**What is required**
Skip the pictures. Reproduce all other material exactly.

**Listed records**
###

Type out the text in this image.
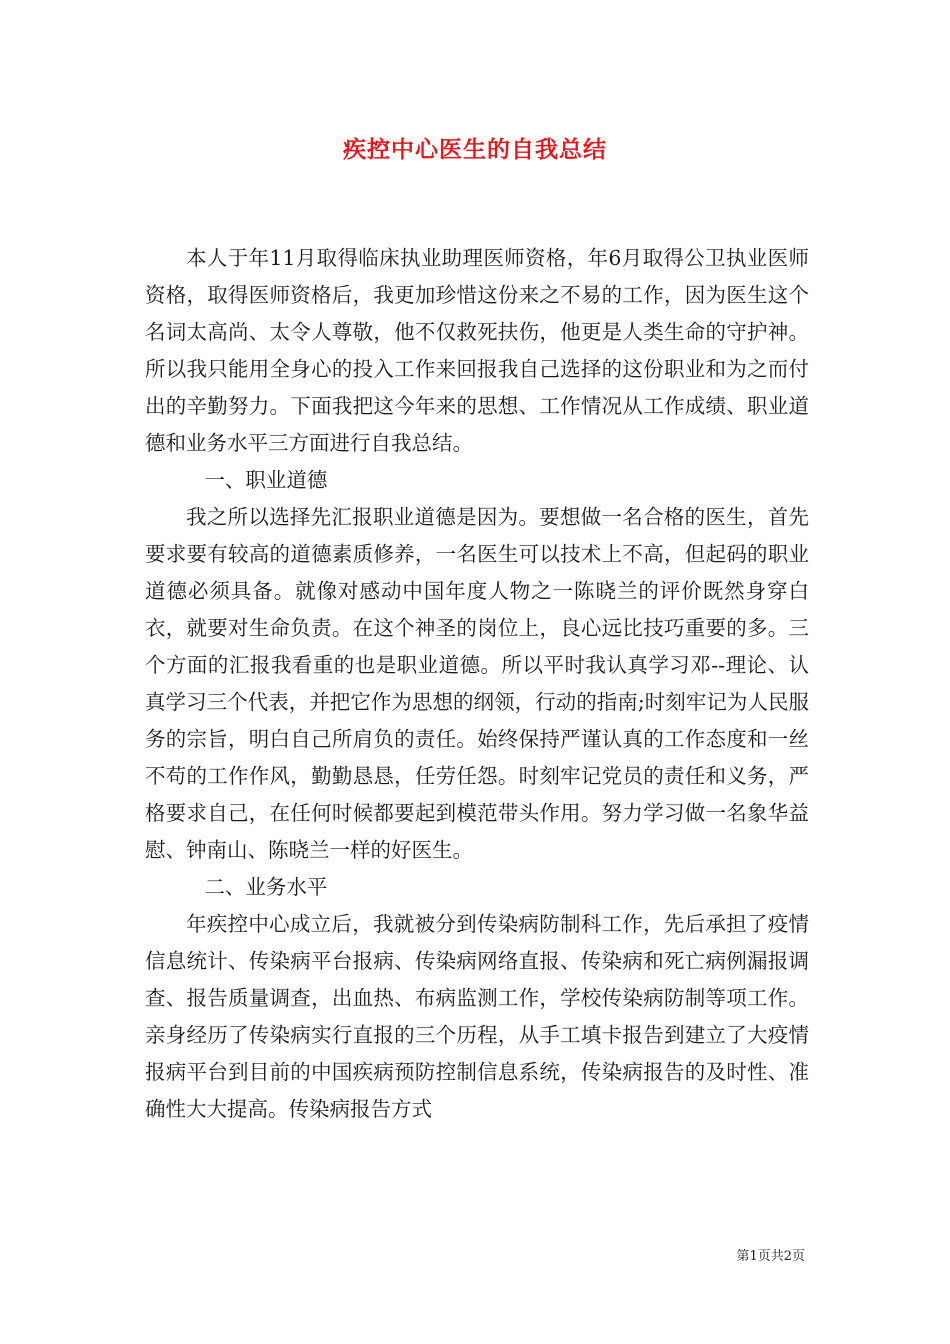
疾控中心医生的自我总结

本人于年11月取得临床执业助理医师资格，年6月取得公卫执业医师资格，取得医师资格后，我更加珍惜这份来之不易的工作，因为医生这个名词太高尚、太令人尊敬，他不仅救死扶伤，他更是人类生命的守护神。所以我只能用全身心的投入工作来回报我自己选择的这份职业和为之而付出的辛勤努力。下面我把这今年来的思想、工作情况从工作成绩、职业道德和业务水平三方面进行自我总结。

一、职业道德

我之所以选择先汇报职业道德是因为。要想做一名合格的医生，首先要求要有较高的道德素质修养，一名医生可以技术上不高，但起码的职业道德必须具备。就像对感动中国年度人物之一陈晓兰的评价既然身穿白衣，就要对生命负责。在这个神圣的岗位上，良心远比技巧重要的多。三个方面的汇报我看重的也是职业道德。所以平时我认真学习邓--理论、认真学习三个代表，并把它作为思想的纲领，行动的指南;时刻牢记为人民服务的宗旨，明白自己所肩负的责任。始终保持严谨认真的工作态度和一丝不苟的工作作风，勤勤恳恳，任劳任怨。时刻牢记党员的责任和义务，严格要求自己，在任何时候都要起到模范带头作用。努力学习做一名象华益慰、钟南山、陈晓兰一样的好医生。

二、业务水平

年疾控中心成立后，我就被分到传染病防制科工作，先后承担了疫情信息统计、传染病平台报病、传染病网络直报、传染病和死亡病例漏报调查、报告质量调查，出血热、布病监测工作，学校传染病防制等项工作。亲身经历了传染病实行直报的三个历程，从手工填卡报告到建立了大疫情报病平台到目前的中国疾病预防控制信息系统，传染病报告的及时性、准确性大大提高。传染病报告方式

第1页共2页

###

**Output of the task**
Type out the text in this image.
疾控中心医生的自我总结

本人于年11月取得临床执业助理医师资格，年6月取得公卫执业医师资格，取得医师资格后，我更加珍惜这份来之不易的工作，因为医生这个名词太高尚、太令人尊敬，他不仅救死扶伤，他更是人类生命的守护神。所以我只能用全身心的投入工作来回报我自己选择的这份职业和为之而付出的辛勤努力。下面我把这今年来的思想、工作情况从工作成绩、职业道德和业务水平三方面进行自我总结。

一、职业道德

我之所以选择先汇报职业道德是因为。要想做一名合格的医生，首先要求要有较高的道德素质修养，一名医生可以技术上不高，但起码的职业道德必须具备。就像对感动中国年度人物之一陈晓兰的评价既然身穿白衣，就要对生命负责。在这个神圣的岗位上，良心远比技巧重要的多。三个方面的汇报我看重的也是职业道德。所以平时我认真学习邓--理论、认真学习三个代表，并把它作为思想的纲领，行动的指南;时刻牢记为人民服务的宗旨，明白自己所肩负的责任。始终保持严谨认真的工作态度和一丝不苟的工作作风，勤勤恳恳，任劳任怨。时刻牢记党员的责任和义务，严格要求自己，在任何时候都要起到模范带头作用。努力学习做一名象华益慰、钟南山、陈晓兰一样的好医生。

二、业务水平

年疾控中心成立后，我就被分到传染病防制科工作，先后承担了疫情信息统计、传染病平台报病、传染病网络直报、传染病和死亡病例漏报调查、报告质量调查，出血热、布病监测工作，学校传染病防制等项工作。亲身经历了传染病实行直报的三个历程，从手工填卡报告到建立了大疫情报病平台到目前的中国疾病预防控制信息系统，传染病报告的及时性、准确性大大提高。传染病报告方式

第1页共2页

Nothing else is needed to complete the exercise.